Figure data in JSON
>> START
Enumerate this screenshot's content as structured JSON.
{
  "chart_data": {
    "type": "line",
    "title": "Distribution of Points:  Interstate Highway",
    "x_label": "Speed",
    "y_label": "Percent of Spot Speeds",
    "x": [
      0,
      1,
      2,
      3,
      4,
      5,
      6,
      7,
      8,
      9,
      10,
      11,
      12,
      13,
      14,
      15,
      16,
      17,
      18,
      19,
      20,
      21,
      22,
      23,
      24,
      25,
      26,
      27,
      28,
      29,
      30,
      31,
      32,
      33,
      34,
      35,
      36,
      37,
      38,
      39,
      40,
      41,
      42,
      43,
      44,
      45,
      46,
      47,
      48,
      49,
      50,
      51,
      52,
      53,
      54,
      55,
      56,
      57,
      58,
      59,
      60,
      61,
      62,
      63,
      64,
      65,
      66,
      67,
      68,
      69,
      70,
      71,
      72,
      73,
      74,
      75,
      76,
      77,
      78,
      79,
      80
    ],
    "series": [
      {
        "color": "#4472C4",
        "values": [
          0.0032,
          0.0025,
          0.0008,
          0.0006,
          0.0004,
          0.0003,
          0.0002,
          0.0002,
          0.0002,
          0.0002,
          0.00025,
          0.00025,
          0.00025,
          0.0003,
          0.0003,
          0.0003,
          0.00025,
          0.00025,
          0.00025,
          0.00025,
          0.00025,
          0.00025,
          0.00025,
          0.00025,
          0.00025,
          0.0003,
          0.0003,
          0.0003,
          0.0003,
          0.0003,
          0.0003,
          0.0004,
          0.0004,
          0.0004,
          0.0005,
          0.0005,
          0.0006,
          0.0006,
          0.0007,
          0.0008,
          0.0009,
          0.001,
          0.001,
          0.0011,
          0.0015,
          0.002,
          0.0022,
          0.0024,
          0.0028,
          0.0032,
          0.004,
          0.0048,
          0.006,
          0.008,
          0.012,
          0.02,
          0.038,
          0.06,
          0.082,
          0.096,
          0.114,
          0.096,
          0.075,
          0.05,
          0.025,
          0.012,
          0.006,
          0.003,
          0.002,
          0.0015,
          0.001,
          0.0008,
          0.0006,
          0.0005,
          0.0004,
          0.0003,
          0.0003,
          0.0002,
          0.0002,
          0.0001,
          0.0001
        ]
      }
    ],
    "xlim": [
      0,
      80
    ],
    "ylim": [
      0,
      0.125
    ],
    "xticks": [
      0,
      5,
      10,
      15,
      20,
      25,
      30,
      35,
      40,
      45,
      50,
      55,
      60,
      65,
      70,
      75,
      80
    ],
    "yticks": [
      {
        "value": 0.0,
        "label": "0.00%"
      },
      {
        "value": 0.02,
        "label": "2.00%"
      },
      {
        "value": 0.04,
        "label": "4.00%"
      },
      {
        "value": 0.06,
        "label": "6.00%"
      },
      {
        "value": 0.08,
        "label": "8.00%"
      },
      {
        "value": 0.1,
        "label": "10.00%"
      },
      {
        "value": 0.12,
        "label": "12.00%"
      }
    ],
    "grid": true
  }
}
>> END
Given task:
Each line above is to be repeated exactly.

The output:
Enumerate this screenshot's content as structured JSON.
{
  "chart_data": {
    "type": "line",
    "title": "Distribution of Points:  Interstate Highway",
    "x_label": "Speed",
    "y_label": "Percent of Spot Speeds",
    "x": [
      0,
      1,
      2,
      3,
      4,
      5,
      6,
      7,
      8,
      9,
      10,
      11,
      12,
      13,
      14,
      15,
      16,
      17,
      18,
      19,
      20,
      21,
      22,
      23,
      24,
      25,
      26,
      27,
      28,
      29,
      30,
      31,
      32,
      33,
      34,
      35,
      36,
      37,
      38,
      39,
      40,
      41,
      42,
      43,
      44,
      45,
      46,
      47,
      48,
      49,
      50,
      51,
      52,
      53,
      54,
      55,
      56,
      57,
      58,
      59,
      60,
      61,
      62,
      63,
      64,
      65,
      66,
      67,
      68,
      69,
      70,
      71,
      72,
      73,
      74,
      75,
      76,
      77,
      78,
      79,
      80
    ],
    "series": [
      {
        "color": "#4472C4",
        "values": [
          0.0032,
          0.0025,
          0.0008,
          0.0006,
          0.0004,
          0.0003,
          0.0002,
          0.0002,
          0.0002,
          0.0002,
          0.00025,
          0.00025,
          0.00025,
          0.0003,
          0.0003,
          0.0003,
          0.00025,
          0.00025,
          0.00025,
          0.00025,
          0.00025,
          0.00025,
          0.00025,
          0.00025,
          0.00025,
          0.0003,
          0.0003,
          0.0003,
          0.0003,
          0.0003,
          0.0003,
          0.0004,
          0.0004,
          0.0004,
          0.0005,
          0.0005,
          0.0006,
          0.0006,
          0.0007,
          0.0008,
          0.0009,
          0.001,
          0.001,
          0.0011,
          0.0015,
          0.002,
          0.0022,
          0.0024,
          0.0028,
          0.0032,
          0.004,
          0.0048,
          0.006,
          0.008,
          0.012,
          0.02,
          0.038,
          0.06,
          0.082,
          0.096,
          0.114,
          0.096,
          0.075,
          0.05,
          0.025,
          0.012,
          0.006,
          0.003,
          0.002,
          0.0015,
          0.001,
          0.0008,
          0.0006,
          0.0005,
          0.0004,
          0.0003,
          0.0003,
          0.0002,
          0.0002,
          0.0001,
          0.0001
        ]
      }
    ],
    "xlim": [
      0,
      80
    ],
    "ylim": [
      0,
      0.125
    ],
    "xticks": [
      0,
      5,
      10,
      15,
      20,
      25,
      30,
      35,
      40,
      45,
      50,
      55,
      60,
      65,
      70,
      75,
      80
    ],
    "yticks": [
      {
        "value": 0.0,
        "label": "0.00%"
      },
      {
        "value": 0.02,
        "label": "2.00%"
      },
      {
        "value": 0.04,
        "label": "4.00%"
      },
      {
        "value": 0.06,
        "label": "6.00%"
      },
      {
        "value": 0.08,
        "label": "8.00%"
      },
      {
        "value": 0.1,
        "label": "10.00%"
      },
      {
        "value": 0.12,
        "label": "12.00%"
      }
    ],
    "grid": true
  }
}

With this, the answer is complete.